What is being asked
List each line holding the string "color".

**** Material for this task

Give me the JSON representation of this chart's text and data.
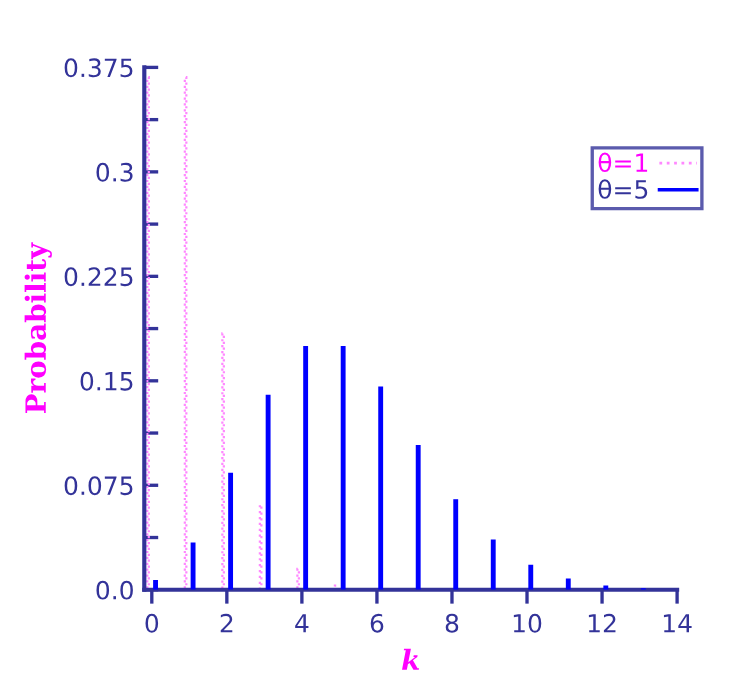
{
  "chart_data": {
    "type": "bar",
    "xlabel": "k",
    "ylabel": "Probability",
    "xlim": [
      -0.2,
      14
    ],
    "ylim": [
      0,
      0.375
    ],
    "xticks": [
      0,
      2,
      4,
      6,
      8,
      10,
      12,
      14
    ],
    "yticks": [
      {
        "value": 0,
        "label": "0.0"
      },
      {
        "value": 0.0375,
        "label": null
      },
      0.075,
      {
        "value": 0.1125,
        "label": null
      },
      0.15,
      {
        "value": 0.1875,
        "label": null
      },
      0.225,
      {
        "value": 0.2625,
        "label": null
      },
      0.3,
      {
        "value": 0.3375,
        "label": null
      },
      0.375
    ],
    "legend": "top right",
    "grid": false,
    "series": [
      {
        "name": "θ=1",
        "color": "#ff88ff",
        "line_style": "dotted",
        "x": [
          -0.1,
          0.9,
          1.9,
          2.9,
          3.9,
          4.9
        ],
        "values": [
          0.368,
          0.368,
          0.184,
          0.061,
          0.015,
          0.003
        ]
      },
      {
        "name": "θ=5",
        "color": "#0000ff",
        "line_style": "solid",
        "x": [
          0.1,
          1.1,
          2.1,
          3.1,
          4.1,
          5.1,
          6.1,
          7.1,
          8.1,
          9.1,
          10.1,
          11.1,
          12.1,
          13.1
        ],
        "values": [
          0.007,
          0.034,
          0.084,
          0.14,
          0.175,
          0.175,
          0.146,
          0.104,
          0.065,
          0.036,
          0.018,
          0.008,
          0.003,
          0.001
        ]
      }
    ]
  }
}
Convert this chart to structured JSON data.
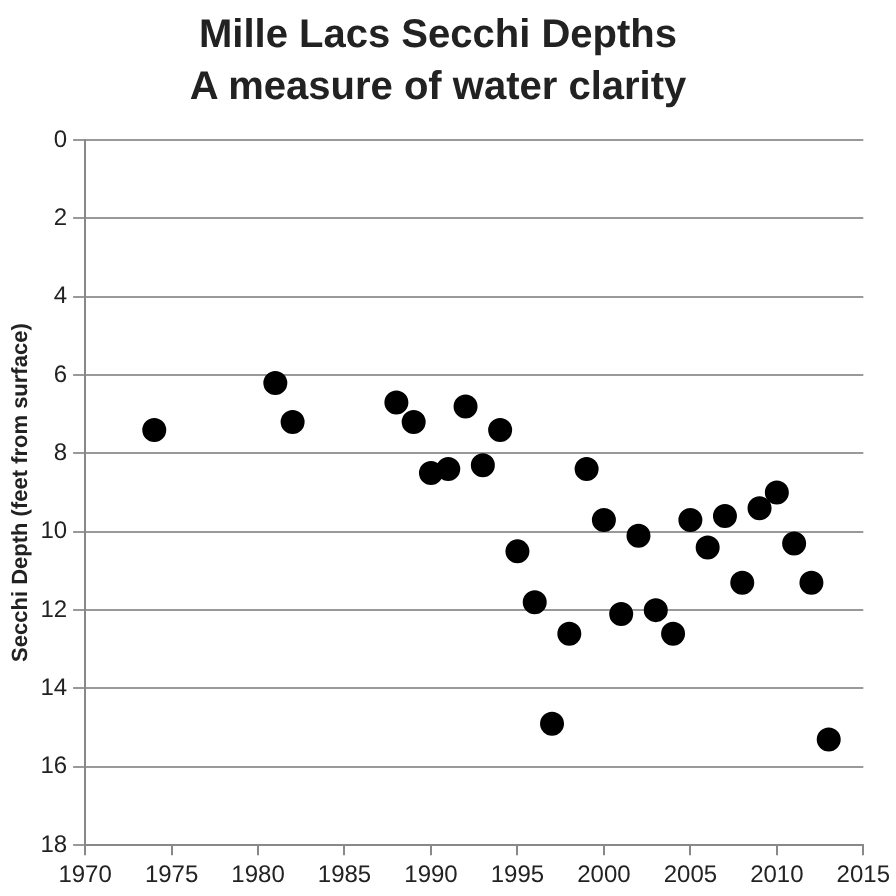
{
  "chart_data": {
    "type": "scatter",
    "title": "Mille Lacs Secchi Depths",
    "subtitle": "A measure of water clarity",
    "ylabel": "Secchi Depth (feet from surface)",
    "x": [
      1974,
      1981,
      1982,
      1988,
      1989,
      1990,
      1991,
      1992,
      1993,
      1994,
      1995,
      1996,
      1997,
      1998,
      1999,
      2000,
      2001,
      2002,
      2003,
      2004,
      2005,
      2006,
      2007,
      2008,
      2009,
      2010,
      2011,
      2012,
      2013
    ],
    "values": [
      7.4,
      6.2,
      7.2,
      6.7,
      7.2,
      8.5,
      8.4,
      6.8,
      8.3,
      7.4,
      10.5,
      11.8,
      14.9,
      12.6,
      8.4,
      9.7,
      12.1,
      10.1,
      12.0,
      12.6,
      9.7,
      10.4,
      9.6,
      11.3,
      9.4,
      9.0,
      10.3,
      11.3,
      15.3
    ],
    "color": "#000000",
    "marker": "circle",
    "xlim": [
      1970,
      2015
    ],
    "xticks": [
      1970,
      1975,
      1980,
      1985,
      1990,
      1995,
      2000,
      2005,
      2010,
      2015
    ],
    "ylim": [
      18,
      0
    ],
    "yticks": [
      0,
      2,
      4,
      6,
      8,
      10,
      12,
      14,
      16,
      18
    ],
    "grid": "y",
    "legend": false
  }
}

********

Result for this task
        "color": "#ff88ff",
        "color": "#0000ff",
    "color": "#000000",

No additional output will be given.